(Provided data):
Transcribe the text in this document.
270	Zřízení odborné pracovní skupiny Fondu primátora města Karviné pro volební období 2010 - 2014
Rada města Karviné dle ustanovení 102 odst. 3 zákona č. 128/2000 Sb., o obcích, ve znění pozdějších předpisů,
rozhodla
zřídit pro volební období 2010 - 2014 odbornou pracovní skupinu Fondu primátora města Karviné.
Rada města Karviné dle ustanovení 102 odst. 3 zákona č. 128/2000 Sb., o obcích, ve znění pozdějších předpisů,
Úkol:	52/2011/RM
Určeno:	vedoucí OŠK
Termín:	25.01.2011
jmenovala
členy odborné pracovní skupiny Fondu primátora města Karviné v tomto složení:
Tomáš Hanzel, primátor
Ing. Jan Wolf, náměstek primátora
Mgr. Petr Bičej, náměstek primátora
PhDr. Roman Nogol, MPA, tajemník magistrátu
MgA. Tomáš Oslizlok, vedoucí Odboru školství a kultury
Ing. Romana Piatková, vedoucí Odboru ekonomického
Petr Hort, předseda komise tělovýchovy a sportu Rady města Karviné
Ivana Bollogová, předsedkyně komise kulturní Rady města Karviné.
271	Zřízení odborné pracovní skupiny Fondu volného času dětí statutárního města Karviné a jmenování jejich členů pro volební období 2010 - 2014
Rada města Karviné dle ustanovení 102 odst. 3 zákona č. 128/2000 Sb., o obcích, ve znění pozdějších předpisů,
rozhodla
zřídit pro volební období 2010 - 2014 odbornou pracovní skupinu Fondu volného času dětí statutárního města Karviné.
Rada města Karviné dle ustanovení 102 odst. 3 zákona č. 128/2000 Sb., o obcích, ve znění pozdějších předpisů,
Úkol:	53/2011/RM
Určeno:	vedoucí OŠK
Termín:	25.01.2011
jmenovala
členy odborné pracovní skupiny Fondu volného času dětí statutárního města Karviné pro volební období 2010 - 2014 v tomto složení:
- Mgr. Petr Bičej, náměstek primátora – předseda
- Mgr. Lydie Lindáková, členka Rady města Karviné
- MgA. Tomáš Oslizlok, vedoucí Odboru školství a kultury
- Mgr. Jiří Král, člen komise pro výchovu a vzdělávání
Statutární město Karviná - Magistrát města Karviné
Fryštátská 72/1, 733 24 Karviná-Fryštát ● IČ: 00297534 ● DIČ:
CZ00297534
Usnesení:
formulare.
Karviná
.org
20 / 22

(What you are asked to do):
Output the listing above word for word.

(Completed exercise):
Transcribe the text in this document.
270	Zřízení odborné pracovní skupiny Fondu primátora města Karviné pro volební období 2010 - 2014
Rada města Karviné dle ustanovení 102 odst. 3 zákona č. 128/2000 Sb., o obcích, ve znění pozdějších předpisů,
rozhodla
zřídit pro volební období 2010 - 2014 odbornou pracovní skupinu Fondu primátora města Karviné.
Rada města Karviné dle ustanovení 102 odst. 3 zákona č. 128/2000 Sb., o obcích, ve znění pozdějších předpisů,
Úkol:	52/2011/RM
Určeno:	vedoucí OŠK
Termín:	25.01.2011
jmenovala
členy odborné pracovní skupiny Fondu primátora města Karviné v tomto složení:
Tomáš Hanzel, primátor
Ing. Jan Wolf, náměstek primátora
Mgr. Petr Bičej, náměstek primátora
PhDr. Roman Nogol, MPA, tajemník magistrátu
MgA. Tomáš Oslizlok, vedoucí Odboru školství a kultury
Ing. Romana Piatková, vedoucí Odboru ekonomického
Petr Hort, předseda komise tělovýchovy a sportu Rady města Karviné
Ivana Bollogová, předsedkyně komise kulturní Rady města Karviné.
271	Zřízení odborné pracovní skupiny Fondu volného času dětí statutárního města Karviné a jmenování jejich členů pro volební období 2010 - 2014
Rada města Karviné dle ustanovení 102 odst. 3 zákona č. 128/2000 Sb., o obcích, ve znění pozdějších předpisů,
rozhodla
zřídit pro volební období 2010 - 2014 odbornou pracovní skupinu Fondu volného času dětí statutárního města Karviné.
Rada města Karviné dle ustanovení 102 odst. 3 zákona č. 128/2000 Sb., o obcích, ve znění pozdějších předpisů,
Úkol:	53/2011/RM
Určeno:	vedoucí OŠK
Termín:	25.01.2011
jmenovala
členy odborné pracovní skupiny Fondu volného času dětí statutárního města Karviné pro volební období 2010 - 2014 v tomto složení:
- Mgr. Petr Bičej, náměstek primátora – předseda
- Mgr. Lydie Lindáková, členka Rady města Karviné
- MgA. Tomáš Oslizlok, vedoucí Odboru školství a kultury
- Mgr. Jiří Král, člen komise pro výchovu a vzdělávání
Statutární město Karviná - Magistrát města Karviné
Fryštátská 72/1, 733 24 Karviná-Fryštát ● IČ: 00297534 ● DIČ:
CZ00297534
Usnesení:
formulare.
Karviná
.org
20 / 22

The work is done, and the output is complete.